--- Begin SOURCE TEXT ---
# Ancient muffin? No, this is serious.



## TxBottleDigger (Oct 12, 2021)

I found this probably a year ago less than a foot underground. I still don’t know what it is. Could this be dried paint? That’s scary because you know what it contains. I have had this laying on my floor for awhile. Anything to get concerned about. What is this? Diameter around 2 inches. Very small for a paint can but still possible. Mildly heavy, strong, and compacted.


----------



## TxBottleDigger (Oct 12, 2021)

IT IS ! Jeez, hope it’s from 1978 and newer. The dump went from the early 50s to the 80s. This was back when I was digging the trashy dump on my own property full of asbestos panels. Though it was wet most of the time. I’m so stupid. Thankfully I don’t dig in junky stuff like that anymore. Asbestos tiles hold paint exceptionally well, the old house that once stood had asbestos siding but lost a majority in it’s last decade. So maybe they painted where it had lost siding? It also seems a very dull white too. Lead increases the pigment dramatically to extremely bright colors. Also, LEAD PAINT NEVER LOOSES PIGMENT. This looks to be slightly faded. I threw this thing out the back door. Maybe I should lead check this. I think it’s pretty cool and worth keeping if negative. Seriously man, I can’t deal with 20th century greediness anymore. Lead and asbestos was already found to be dangerous in the 1890s ! And it was almost 100 years until it would be banned. Companies don’t care about your health. They want the almighty dollar. If it weren’t for safety regulations, WE’D STILL HAVE DANGEROUS PRODUCTS EVERYWHERE!


----------



## ROBBYBOBBY64 (Oct 13, 2021)

Looks like Hardtack...lol!!  No really, It looks like paint that has dried out in a tin that has long rusted away?
--- End SOURCE TEXT ---
--- Begin MATERIAL ---
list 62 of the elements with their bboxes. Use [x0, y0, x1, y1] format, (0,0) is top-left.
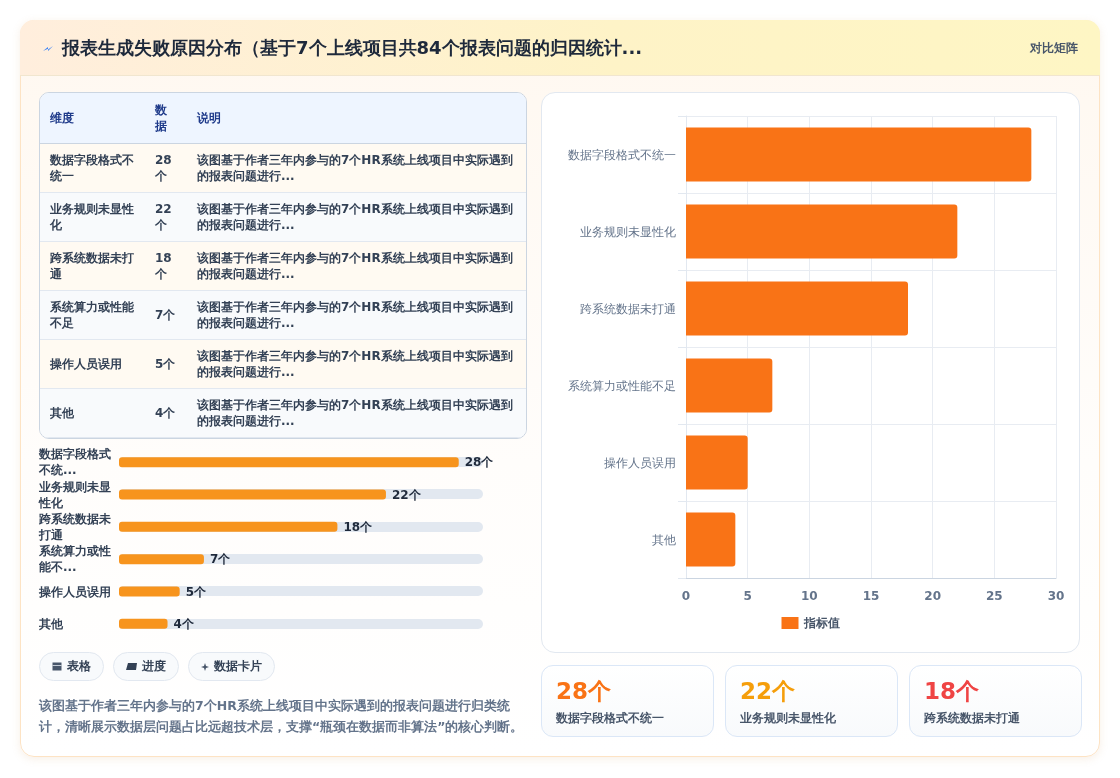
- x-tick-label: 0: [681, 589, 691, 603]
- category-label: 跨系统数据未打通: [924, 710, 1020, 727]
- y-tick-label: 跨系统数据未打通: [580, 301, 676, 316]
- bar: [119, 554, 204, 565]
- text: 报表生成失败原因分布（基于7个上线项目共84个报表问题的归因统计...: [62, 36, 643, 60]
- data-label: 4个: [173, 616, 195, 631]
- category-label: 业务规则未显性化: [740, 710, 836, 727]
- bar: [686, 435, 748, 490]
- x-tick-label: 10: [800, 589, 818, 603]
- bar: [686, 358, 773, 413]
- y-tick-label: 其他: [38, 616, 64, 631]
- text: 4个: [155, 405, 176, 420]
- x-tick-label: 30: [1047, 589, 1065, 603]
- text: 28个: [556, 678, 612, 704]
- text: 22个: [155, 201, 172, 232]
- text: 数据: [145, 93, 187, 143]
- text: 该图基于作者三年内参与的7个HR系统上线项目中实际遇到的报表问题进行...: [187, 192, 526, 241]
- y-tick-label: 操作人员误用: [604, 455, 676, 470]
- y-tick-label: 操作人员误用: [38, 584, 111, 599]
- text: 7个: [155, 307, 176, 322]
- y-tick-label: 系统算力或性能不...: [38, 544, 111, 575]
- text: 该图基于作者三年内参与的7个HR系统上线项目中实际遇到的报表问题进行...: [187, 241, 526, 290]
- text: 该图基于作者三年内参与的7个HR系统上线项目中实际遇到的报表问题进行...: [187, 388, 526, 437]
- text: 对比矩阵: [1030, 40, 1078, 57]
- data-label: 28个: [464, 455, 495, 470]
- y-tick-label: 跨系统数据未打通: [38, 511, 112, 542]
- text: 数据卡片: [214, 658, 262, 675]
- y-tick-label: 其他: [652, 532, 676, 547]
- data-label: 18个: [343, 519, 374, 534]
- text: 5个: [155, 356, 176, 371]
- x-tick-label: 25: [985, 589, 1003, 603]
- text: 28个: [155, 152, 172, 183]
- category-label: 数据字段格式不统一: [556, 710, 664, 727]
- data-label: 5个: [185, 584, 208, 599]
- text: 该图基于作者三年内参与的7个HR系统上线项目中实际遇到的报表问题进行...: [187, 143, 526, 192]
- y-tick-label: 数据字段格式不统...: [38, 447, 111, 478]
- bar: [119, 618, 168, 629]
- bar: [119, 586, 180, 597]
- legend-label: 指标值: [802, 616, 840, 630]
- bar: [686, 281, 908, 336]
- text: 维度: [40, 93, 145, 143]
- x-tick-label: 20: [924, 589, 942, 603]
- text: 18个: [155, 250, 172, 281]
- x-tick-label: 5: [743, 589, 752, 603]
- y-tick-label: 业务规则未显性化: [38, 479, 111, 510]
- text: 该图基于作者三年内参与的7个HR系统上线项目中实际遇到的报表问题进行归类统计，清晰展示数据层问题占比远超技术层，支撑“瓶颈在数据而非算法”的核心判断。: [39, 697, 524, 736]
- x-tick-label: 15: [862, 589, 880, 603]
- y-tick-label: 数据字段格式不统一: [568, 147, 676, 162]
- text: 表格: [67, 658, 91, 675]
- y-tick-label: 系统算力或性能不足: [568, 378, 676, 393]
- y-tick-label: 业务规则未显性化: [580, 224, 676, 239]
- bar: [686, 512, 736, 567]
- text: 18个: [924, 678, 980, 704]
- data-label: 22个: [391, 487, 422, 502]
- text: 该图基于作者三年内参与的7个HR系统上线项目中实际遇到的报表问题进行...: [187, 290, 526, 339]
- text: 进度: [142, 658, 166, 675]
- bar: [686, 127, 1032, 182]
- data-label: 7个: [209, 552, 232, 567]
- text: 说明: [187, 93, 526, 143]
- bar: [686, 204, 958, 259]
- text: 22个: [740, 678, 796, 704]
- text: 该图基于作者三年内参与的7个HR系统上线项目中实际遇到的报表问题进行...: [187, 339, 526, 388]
--- End MATERIAL ---
--- Begin MATERIAL ---
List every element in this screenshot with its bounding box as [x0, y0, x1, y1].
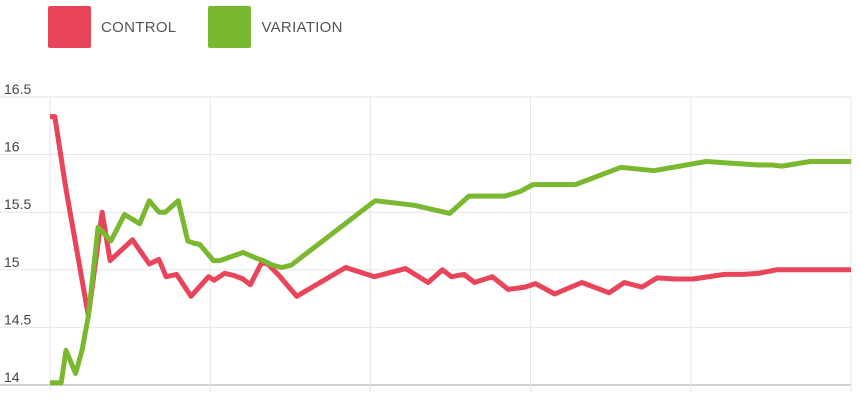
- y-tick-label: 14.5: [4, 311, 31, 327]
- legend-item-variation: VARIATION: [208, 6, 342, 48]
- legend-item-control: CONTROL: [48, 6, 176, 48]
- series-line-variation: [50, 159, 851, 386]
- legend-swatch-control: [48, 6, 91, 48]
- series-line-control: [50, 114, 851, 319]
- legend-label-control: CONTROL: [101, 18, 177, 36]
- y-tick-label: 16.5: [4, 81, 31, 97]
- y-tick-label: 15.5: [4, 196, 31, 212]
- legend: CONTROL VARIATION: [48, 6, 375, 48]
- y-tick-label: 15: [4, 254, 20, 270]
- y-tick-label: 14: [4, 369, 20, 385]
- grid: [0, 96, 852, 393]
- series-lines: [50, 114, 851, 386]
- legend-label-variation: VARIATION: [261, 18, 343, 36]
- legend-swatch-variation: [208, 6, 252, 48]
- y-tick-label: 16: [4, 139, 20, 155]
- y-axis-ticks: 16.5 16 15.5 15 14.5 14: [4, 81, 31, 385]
--- End MATERIAL ---
▶ **EXERCISES TO COMPLETE**:
1: Answer these questions using the forum thread about the dug-up object:
(a) What diameter does the first post give for the object?
(b) Over what span of years was the dump in use?
(c) What does ROBBYBOBBY64 suggest the object really is?
2: Repeat the forum thread about the dug-up object word for word, between "I found this" and "strong, and compacted.", inclusive.
3: Carry on the forum thread about the dug-up object from its final line.
The listing comes from a separate source.

▶ **THE REPLIES**:
1:
(a) Around 2 inches.
(b) From the early 50s to the 80s.
(c) Paint that dried out in a tin that has long since rusted away.

2:
I found this probably a year ago less than a foot underground. I still don’t know what it is. Could this be dried paint? That’s scary because you know what it contains. I have had this laying on my floor for awhile. Anything to get concerned about. What is this? Diameter around 2 inches. Very small for a paint can but still possible. Mildly heavy, strong, and compacted.

3:
ROBBYBOBBY64.


----------



## NJ_Bottle_Digger (Oct 13, 2021)

My dig group found something similar, except it weighs about 60 pounds. We think it's old cement left to dry in an iron bucket that has since gone.


----------



## TxBottleDigger (Oct 13, 2021)

ROBBYBOBBY64 said:


> Looks like Hardtack...lol!!  No really, It looks like paint that has dried out in a tin that has long rusted away?
> ROBBYBOBBY64.


I really have wanted to try hardtack. Isn’t it bad for your teeth though? Along with other weird survival foods, I also have heard of “tree bacon”. Basically you cut thin slices of the juicy side of a tree and fry them. Apparently, trees can be found throughout the United States with slices out of them. This is the remnants of Native Americans eating tree bacon. That’s definitely the case of it being dried paint. The dump is right by a large pond and I’m sure the humidity & Texas sun quickly got to a small, thin, paint can.


----------



## TxBottleDigger (Oct 13, 2021)

Paul Havemann said:


> My dig group found something similar, except it weighs about 60 pounds. We think it's old cement left to dry in an iron bucket that has since gone.


It’s actually quite interesting what totally rusted away things can leave. I have seen voids in old dumps that are from the space a old can once was at.


----------



## ROBBYBOBBY64 (Oct 14, 2021)

TxBottleDigger said:


> I really have wanted to try hardtack. Isn’t it bad for your teeth though? Along with other weird survival foods, I also have heard of “tree bacon”. Basically you cut thin slices of the juicy side of a tree and fry them. Apparently, trees can be found throughout the United States with slices out of them. This is the remnants of Native Americans eating tree bacon. That’s definitely the case of it being dried paint. The dump is right by a large pond and I’m sure the humidity & Texas sun quickly got to a small, thin, paint can.


I think they soaked Hardtack in liquid like a coffee. Ever hear of pemmican? Last 6-12 months at room temperature. Real survival food.
ROBBYBOBBY64. 








						Pemmican - Wikipedia
					






					en.wikipedia.org


----------



## TxBottleDigger (Oct 15, 2021)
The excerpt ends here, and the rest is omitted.